Supplied entries Start Marker
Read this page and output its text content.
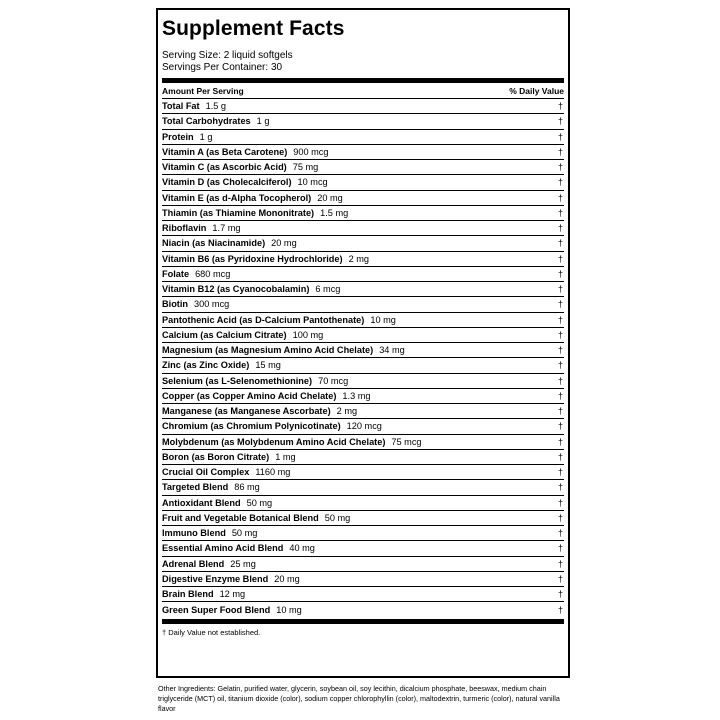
Supplement Facts
Serving Size: 2 liquid softgels
Servings Per Container: 30
Amount Per Serving	% Daily Value
Total Fat 1.5 g	†
Total Carbohydrates 1 g	†
Protein 1 g	†
Vitamin A (as Beta Carotene) 900 mcg	†
Vitamin C (as Ascorbic Acid) 75 mg	†
Vitamin D (as Cholecalciferol) 10 mcg	†
Vitamin E (as d-Alpha Tocopherol) 20 mg	†
Thiamin (as Thiamine Mononitrate) 1.5 mg	†
Riboflavin 1.7 mg	†
Niacin (as Niacinamide) 20 mg	†
Vitamin B6 (as Pyridoxine Hydrochloride) 2 mg	†
Folate 680 mcg	†
Vitamin B12 (as Cyanocobalamin) 6 mcg	†
Biotin 300 mcg	†
Pantothenic Acid (as D-Calcium Pantothenate) 10 mg	†
Calcium (as Calcium Citrate) 100 mg	†
Magnesium (as Magnesium Amino Acid Chelate) 34 mg	†
Zinc (as Zinc Oxide) 15 mg	†
Selenium (as L-Selenomethionine) 70 mcg	†
Copper (as Copper Amino Acid Chelate) 1.3 mg	†
Manganese (as Manganese Ascorbate) 2 mg	†
Chromium (as Chromium Polynicotinate) 120 mcg	†
Molybdenum (as Molybdenum Amino Acid Chelate) 75 mcg	†
Boron (as Boron Citrate) 1 mg	†
Crucial Oil Complex 1160 mg	†
Targeted Blend 86 mg	†
Antioxidant Blend 50 mg	†
Fruit and Vegetable Botanical Blend 50 mg	†
Immuno Blend 50 mg	†
Essential Amino Acid Blend 40 mg	†
Adrenal Blend 25 mg	†
Digestive Enzyme Blend 20 mg	†
Brain Blend 12 mg	†
Green Super Food Blend 10 mg	†
† Daily Value not established.
Other Ingredients: Gelatin, purified water, glycerin, soybean oil, soy lecithin, dicalcium phosphate, beeswax, medium chain triglyceride (MCT) oil, titanium dioxide (color), sodium copper chlorophyllin (color), maltodextrin, turmeric (color), natural vanilla flavor
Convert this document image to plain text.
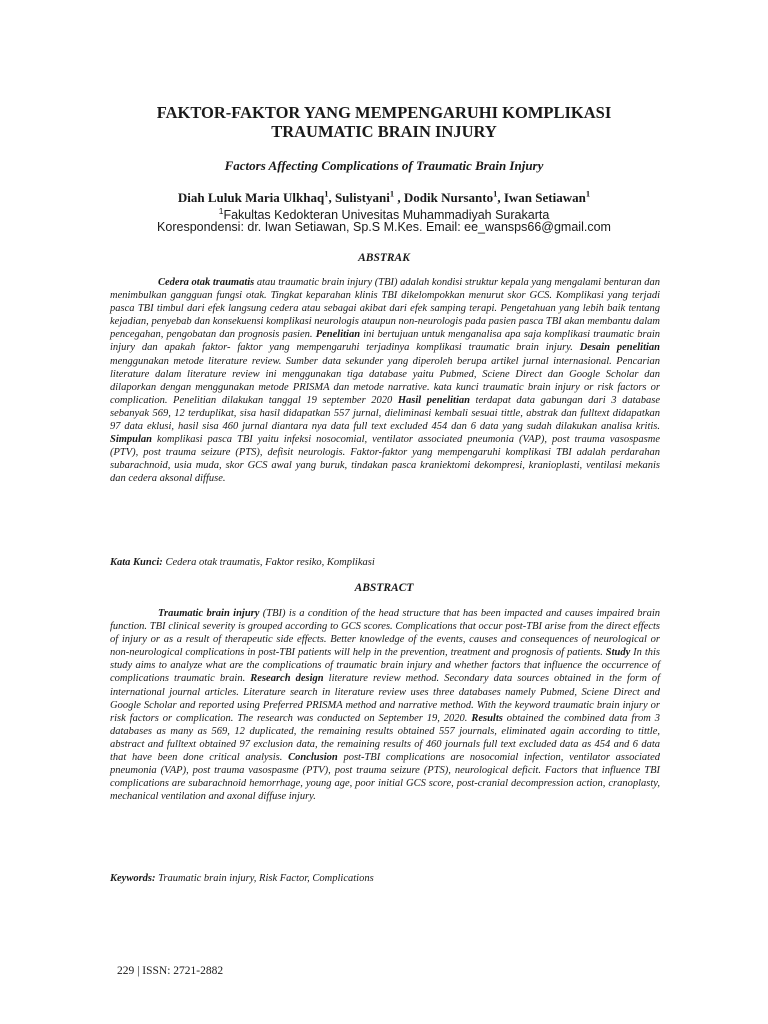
FAKTOR-FAKTOR YANG MEMPENGARUHI KOMPLIKASI
TRAUMATIC BRAIN INJURY

Factors Affecting Complications of Traumatic Brain Injury

Diah Luluk Maria Ulkhaq$^1$, Sulistyani$^1$ , Dodik Nursanto$^1$, Iwan Setiawan$^1$

$^1$Fakultas Kedokteran Univesitas Muhammadiyah Surakarta

Korespondensi: dr. Iwan Setiawan, Sp.S M.Kes. Email: ee_wansps66@gmail.com

ABSTRAK

Cedera otak traumatis atau traumatic brain injury (TBI) adalah kondisi struktur kepala yang mengalami benturan dan menimbulkan gangguan fungsi otak. Tingkat keparahan klinis TBI dikelompokkan menurut skor GCS. Komplikasi yang terjadi pasca TBI timbul dari efek langsung cedera atau sebagai akibat dari efek samping terapi. Pengetahuan yang lebih baik tentang kejadian, penyebab dan konsekuensi komplikasi neurologis ataupun non-neurologis pada pasien pasca TBI akan membantu dalam pencegahan, pengobatan dan prognosis pasien. Penelitian ini bertujuan untuk menganalisa apa saja komplikasi traumatic brain injury dan apakah faktor- faktor yang mempengaruhi terjadinya komplikasi traumatic brain injury. Desain penelitian menggunakan metode literature review. Sumber data sekunder yang diperoleh berupa artikel jurnal internasional. Pencarian literature dalam literature review ini menggunakan tiga database yaitu Pubmed, Sciene Direct dan Google Scholar dan dilaporkan dengan menggunakan metode PRISMA dan metode narrative. kata kunci traumatic brain injury or risk factors or complication. Penelitian dilakukan tanggal 19 september 2020 Hasil penelitian terdapat data gabungan dari 3 database sebanyak 569, 12 terduplikat, sisa hasil didapatkan 557 jurnal, dieliminasi kembali sesuai tittle, abstrak dan fulltext didapatkan 97 data eklusi, hasil sisa 460 jurnal diantara nya data full text excluded 454 dan 6 data yang sudah dilakukan analisa kritis. Simpulan komplikasi pasca TBI yaitu infeksi nosocomial, ventilator associated pneumonia (VAP), post trauma vasospasme (PTV), post trauma seizure (PTS), defisit neurologis. Faktor-faktor yang mempengaruhi komplikasi TBI adalah perdarahan subarachnoid, usia muda, skor GCS awal yang buruk, tindakan pasca kraniektomi dekompresi, kranioplasti, ventilasi mekanis dan cedera aksonal diffuse.

Kata Kunci: Cedera otak traumatis, Faktor resiko, Komplikasi

ABSTRACT

Traumatic brain injury (TBI) is a condition of the head structure that has been impacted and causes impaired brain function. TBI clinical severity is grouped according to GCS scores. Complications that occur post-TBI arise from the direct effects of injury or as a result of therapeutic side effects. Better knowledge of the events, causes and consequences of neurological or non-neurological complications in post-TBI patients will help in the prevention, treatment and prognosis of patients. Study In this study aims to analyze what are the complications of traumatic brain injury and whether factors that influence the occurrence of complications traumatic brain. Research design literature review method. Secondary data sources obtained in the form of international journal articles. Literature search in literature review uses three databases namely Pubmed, Sciene Direct and Google Scholar and reported using Preferred PRISMA method and narrative method. With the keyword traumatic brain injury or risk factors or complication. The research was conducted on September 19, 2020. Results obtained the combined data from 3 databases as many as 569, 12 duplicated, the remaining results obtained 557 journals, eliminated again according to tittle, abstract and fulltext obtained 97 exclusion data, the remaining results of 460 journals full text excluded data as 454 and 6 data that have been done critical analysis. Conclusion post-TBI complications are nosocomial infection, ventilator associated pneumonia (VAP), post trauma vasospasme (PTV), post trauma seizure (PTS), neurological deficit. Factors that influence TBI complications are subarachnoid hemorrhage, young age, poor initial GCS score, post-cranial decompression action, cranoplasty, mechanical ventilation and axonal diffuse injury.

Keywords: Traumatic brain injury, Risk Factor, Complications

229 | ISSN: 2721-2882
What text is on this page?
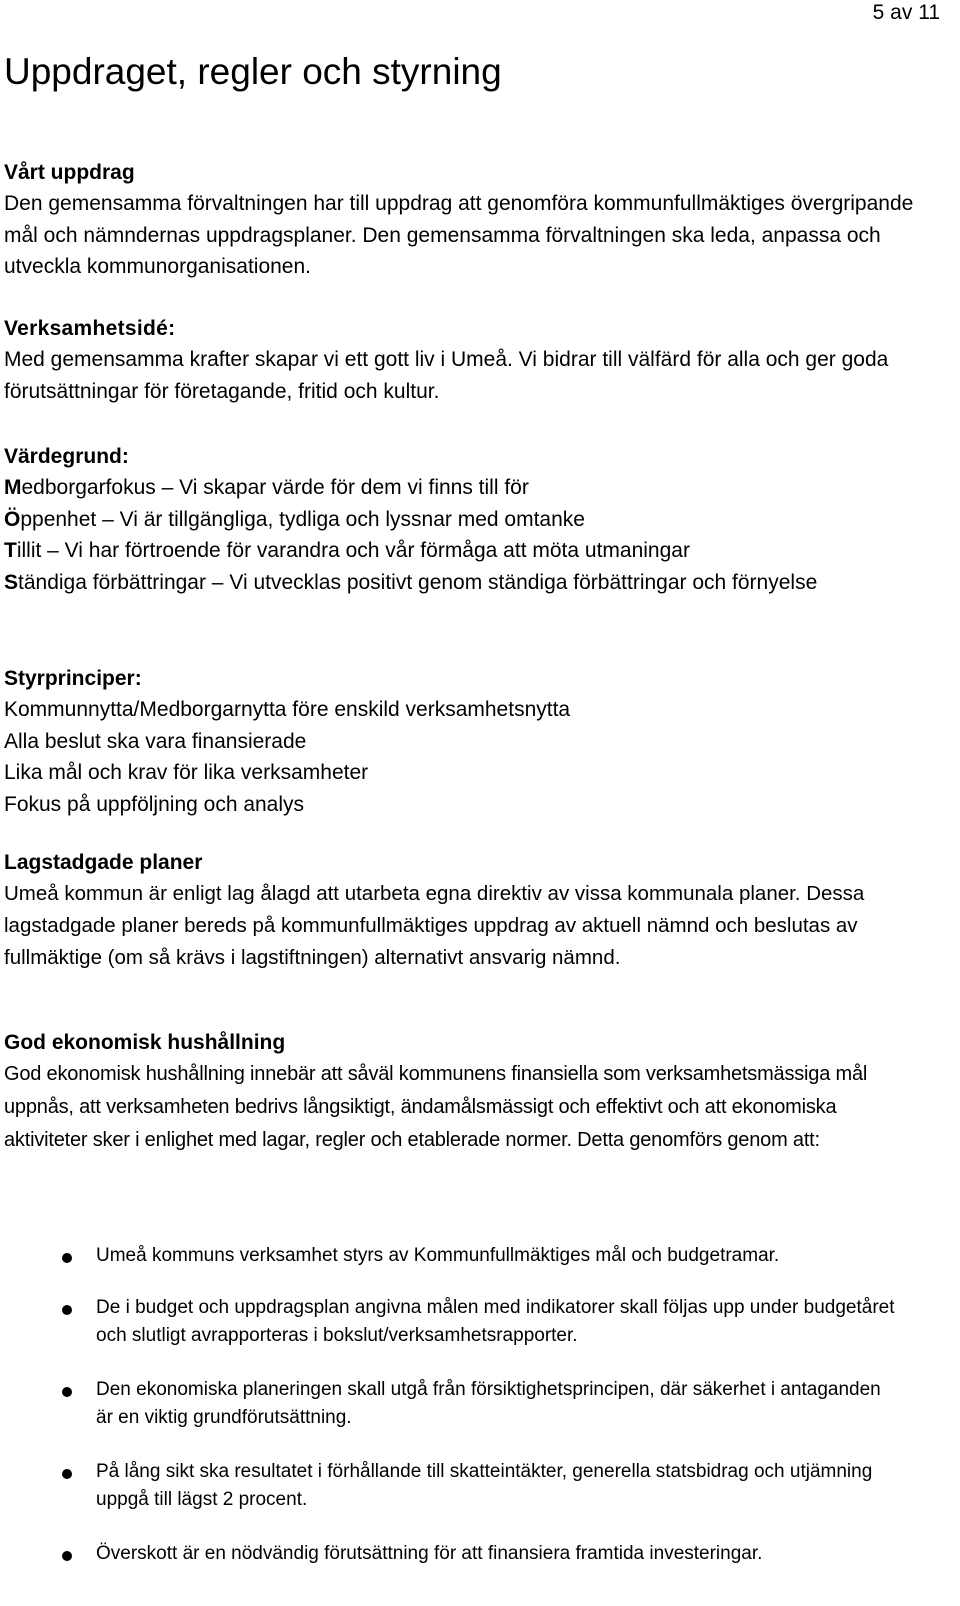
5 av 11
Uppdraget, regler och styrning
Vårt uppdrag
Den gemensamma förvaltningen har till uppdrag att genomföra kommunfullmäktiges övergripande mål och nämndernas uppdragsplaner. Den gemensamma förvaltningen ska leda, anpassa och utveckla kommunorganisationen.
Verksamhetsidé:
Med gemensamma krafter skapar vi ett gott liv i Umeå. Vi bidrar till välfärd för alla och ger goda förutsättningar för företagande, fritid och kultur.
Värdegrund:
Medborgarfokus – Vi skapar värde för dem vi finns till för
Öppenhet – Vi är tillgängliga, tydliga och lyssnar med omtanke
Tillit – Vi har förtroende för varandra och vår förmåga att möta utmaningar
Ständiga förbättringar – Vi utvecklas positivt genom ständiga förbättringar och förnyelse
Styrprinciper:
Kommunnytta/Medborgarnytta före enskild verksamhetsnytta
Alla beslut ska vara finansierade
Lika mål och krav för lika verksamheter
Fokus på uppföljning och analys
Lagstadgade planer
Umeå kommun är enligt lag ålagd att utarbeta egna direktiv av vissa kommunala planer. Dessa lagstadgade planer bereds på kommunfullmäktiges uppdrag av aktuell nämnd och beslutas av fullmäktige (om så krävs i lagstiftningen) alternativt ansvarig nämnd.
God ekonomisk hushållning
God ekonomisk hushållning innebär att såväl kommunens finansiella som verksamhetsmässiga mål uppnås, att verksamheten bedrivs långsiktigt, ändamålsmässigt och effektivt och att ekonomiska aktiviteter sker i enlighet med lagar, regler och etablerade normer. Detta genomförs genom att:
Umeå kommuns verksamhet styrs av Kommunfullmäktiges mål och budgetramar.
De i budget och uppdragsplan angivna målen med indikatorer skall följas upp under budgetåret och slutligt avrapporteras i bokslut/verksamhetsrapporter.
Den ekonomiska planeringen skall utgå från försiktighetsprincipen, där säkerhet i antaganden är en viktig grundförutsättning.
På lång sikt ska resultatet i förhållande till skatteintäkter, generella statsbidrag och utjämning uppgå till lägst 2 procent.
Överskott är en nödvändig förutsättning för att finansiera framtida investeringar.
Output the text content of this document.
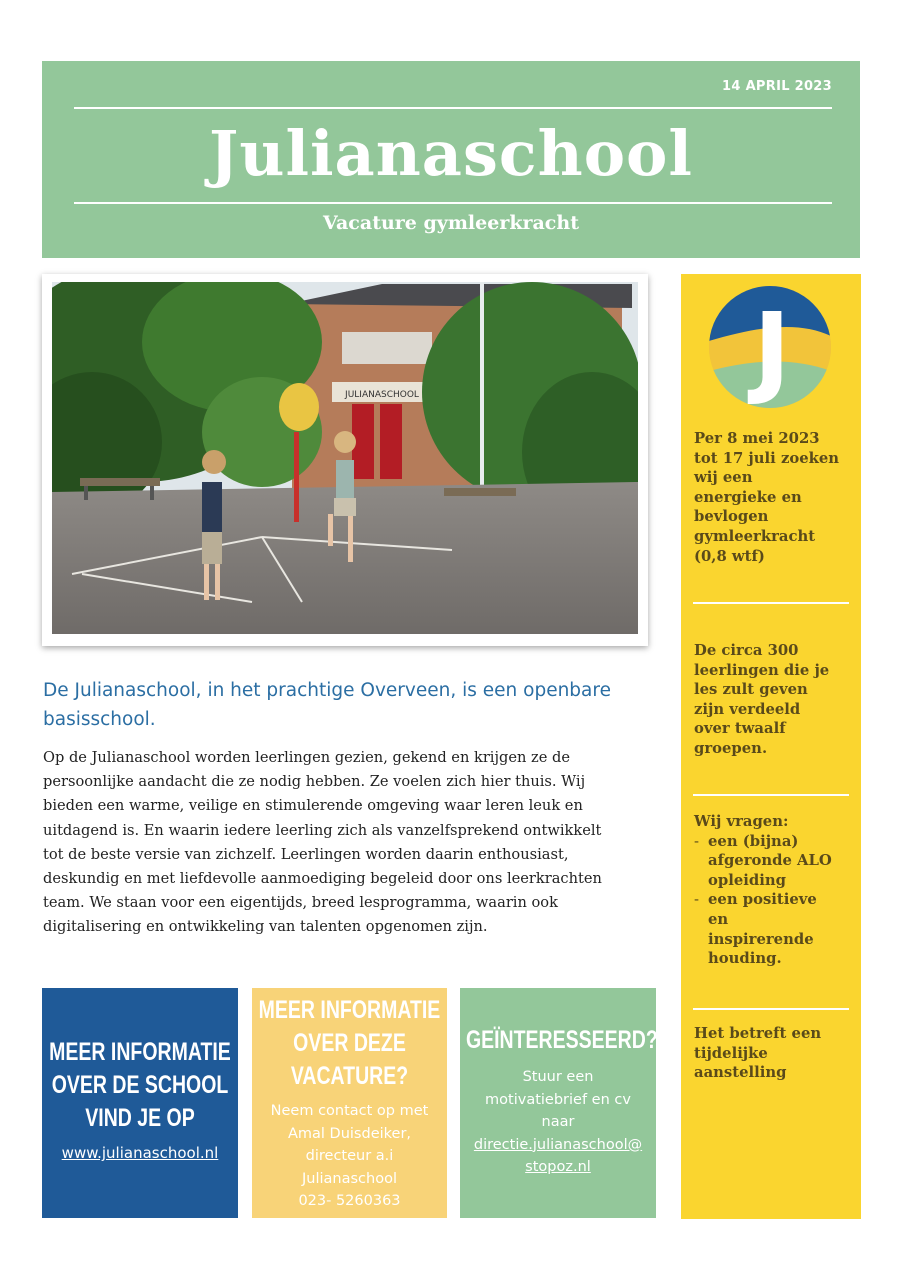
14 APRIL 2023
Julianaschool
Vacature gymleerkracht
JULIANASCHOOL
De Julianaschool, in het prachtige Overveen, is een openbare basisschool.
Op de Julianaschool worden leerlingen gezien, gekend en krijgen ze de
persoonlijke aandacht die ze nodig hebben. Ze voelen zich hier thuis. Wij
bieden een warme, veilige en stimulerende omgeving waar leren leuk en
uitdagend is. En waarin iedere leerling zich als vanzelfsprekend ontwikkelt
tot de beste versie van zichzelf. Leerlingen worden daarin enthousiast,
deskundig en met liefdevolle aanmoediging begeleid door ons leerkrachten
team. We staan voor een eigentijds, breed lesprogramma, waarin ook
digitalisering en ontwikkeling van talenten opgenomen zijn.
MEER INFORMATIE
OVER DE SCHOOL
VIND JE OP
www.julianaschool.nl
MEER INFORMATIE
OVER DEZE
VACATURE?
Neem contact op met
Amal Duisdeiker,
directeur a.i
Julianaschool
023- 5260363
GEÏNTERESSEERD?
Stuur een
motivatiebrief en cv
naar
directie.julianaschool@
stopoz.nl
J
Per 8 mei 2023
tot 17 juli zoeken
wij een
energieke en
bevlogen
gymleerkracht
(0,8 wtf)
De circa 300
leerlingen die je
les zult geven
zijn verdeeld
over twaalf
groepen.
Wij vragen:
- een (bijna)
afgeronde ALO
opleiding
- een positieve
en
inspirerende
houding.
Het betreft een
tijdelijke
aanstelling
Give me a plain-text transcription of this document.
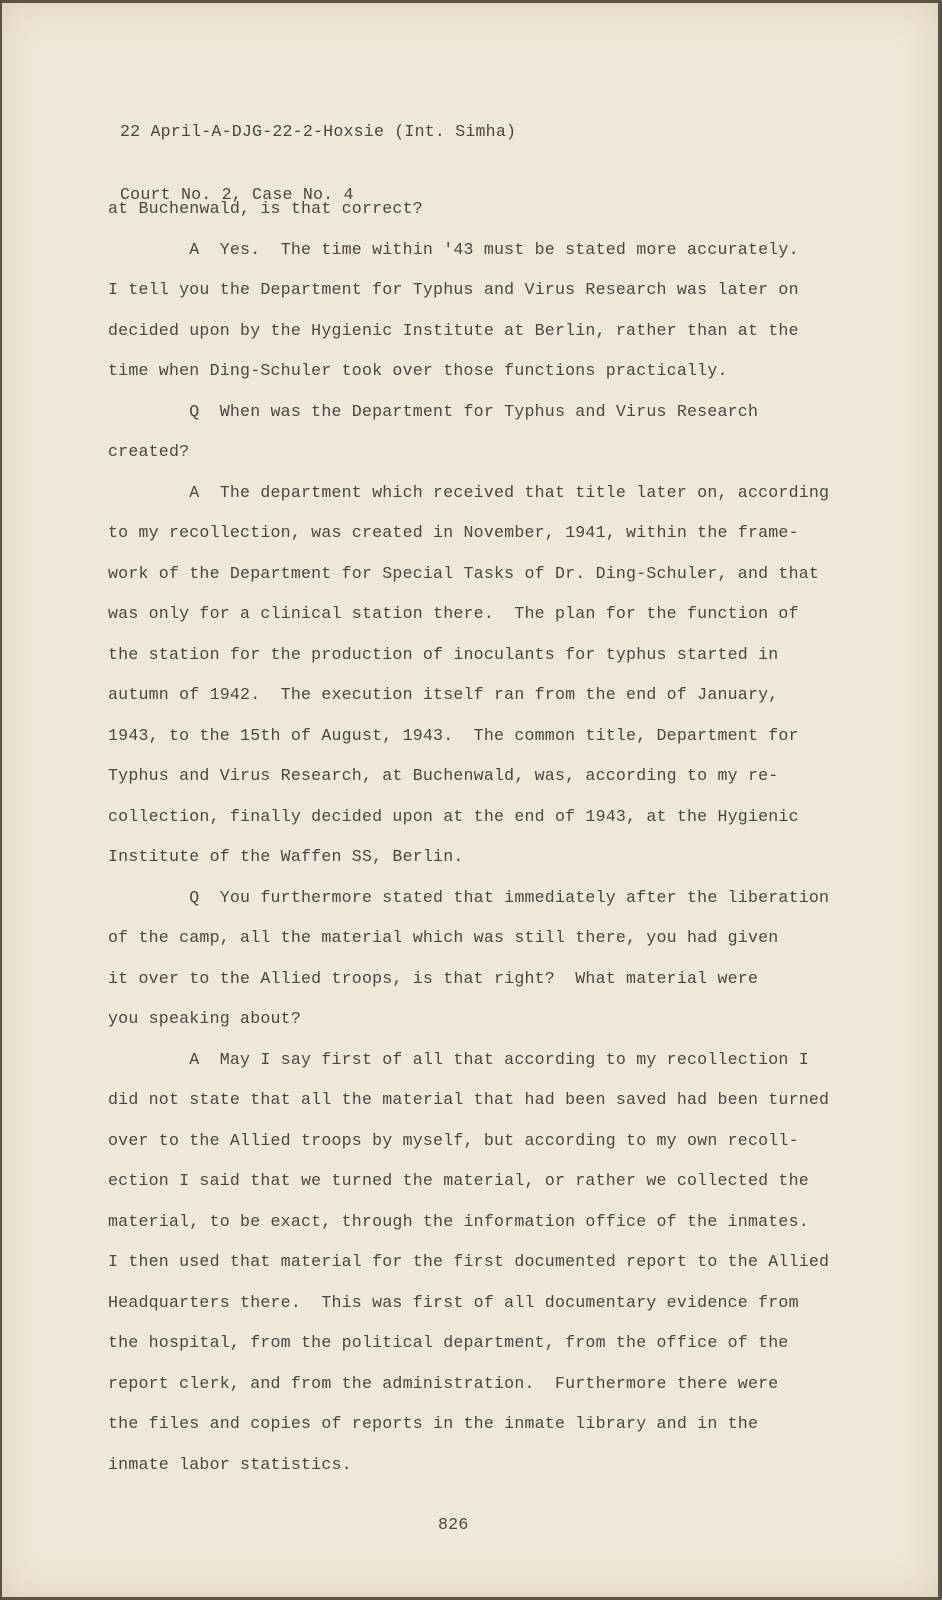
22 April-A-DJG-22-2-Hoxsie (Int. Simha)

Court No. 2, Case No. 4

at Buchenwald, is that correct?

A  Yes.  The time within '43 must be stated more accurately.

I tell you the Department for Typhus and Virus Research was later on

decided upon by the Hygienic Institute at Berlin, rather than at the

time when Ding-Schuler took over those functions practically.

Q  When was the Department for Typhus and Virus Research

created?

A  The department which received that title later on, according

to my recollection, was created in November, 1941, within the frame-

work of the Department for Special Tasks of Dr. Ding-Schuler, and that

was only for a clinical station there.  The plan for the function of

the station for the production of inoculants for typhus started in

autumn of 1942.  The execution itself ran from the end of January,

1943, to the 15th of August, 1943.  The common title, Department for

Typhus and Virus Research, at Buchenwald, was, according to my re-

collection, finally decided upon at the end of 1943, at the Hygienic

Institute of the Waffen SS, Berlin.

Q  You furthermore stated that immediately after the liberation

of the camp, all the material which was still there, you had given

it over to the Allied troops, is that right?  What material were

you speaking about?

A  May I say first of all that according to my recollection I

did not state that all the material that had been saved had been turned

over to the Allied troops by myself, but according to my own recoll-

ection I said that we turned the material, or rather we collected the

material, to be exact, through the information office of the inmates.

I then used that material for the first documented report to the Allied

Headquarters there.  This was first of all documentary evidence from

the hospital, from the political department, from the office of the

report clerk, and from the administration.  Furthermore there were

the files and copies of reports in the inmate library and in the

inmate labor statistics.

826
Supplied entries End Marker
The problem — What is needed is a copy of every line above in which "waarin" appears.

Expected answer —
uitdagend is. En waarin iedere leerling zich als vanzelfsprekend ontwikkelt
team. We staan voor een eigentijds, breed lesprogramma, waarin ook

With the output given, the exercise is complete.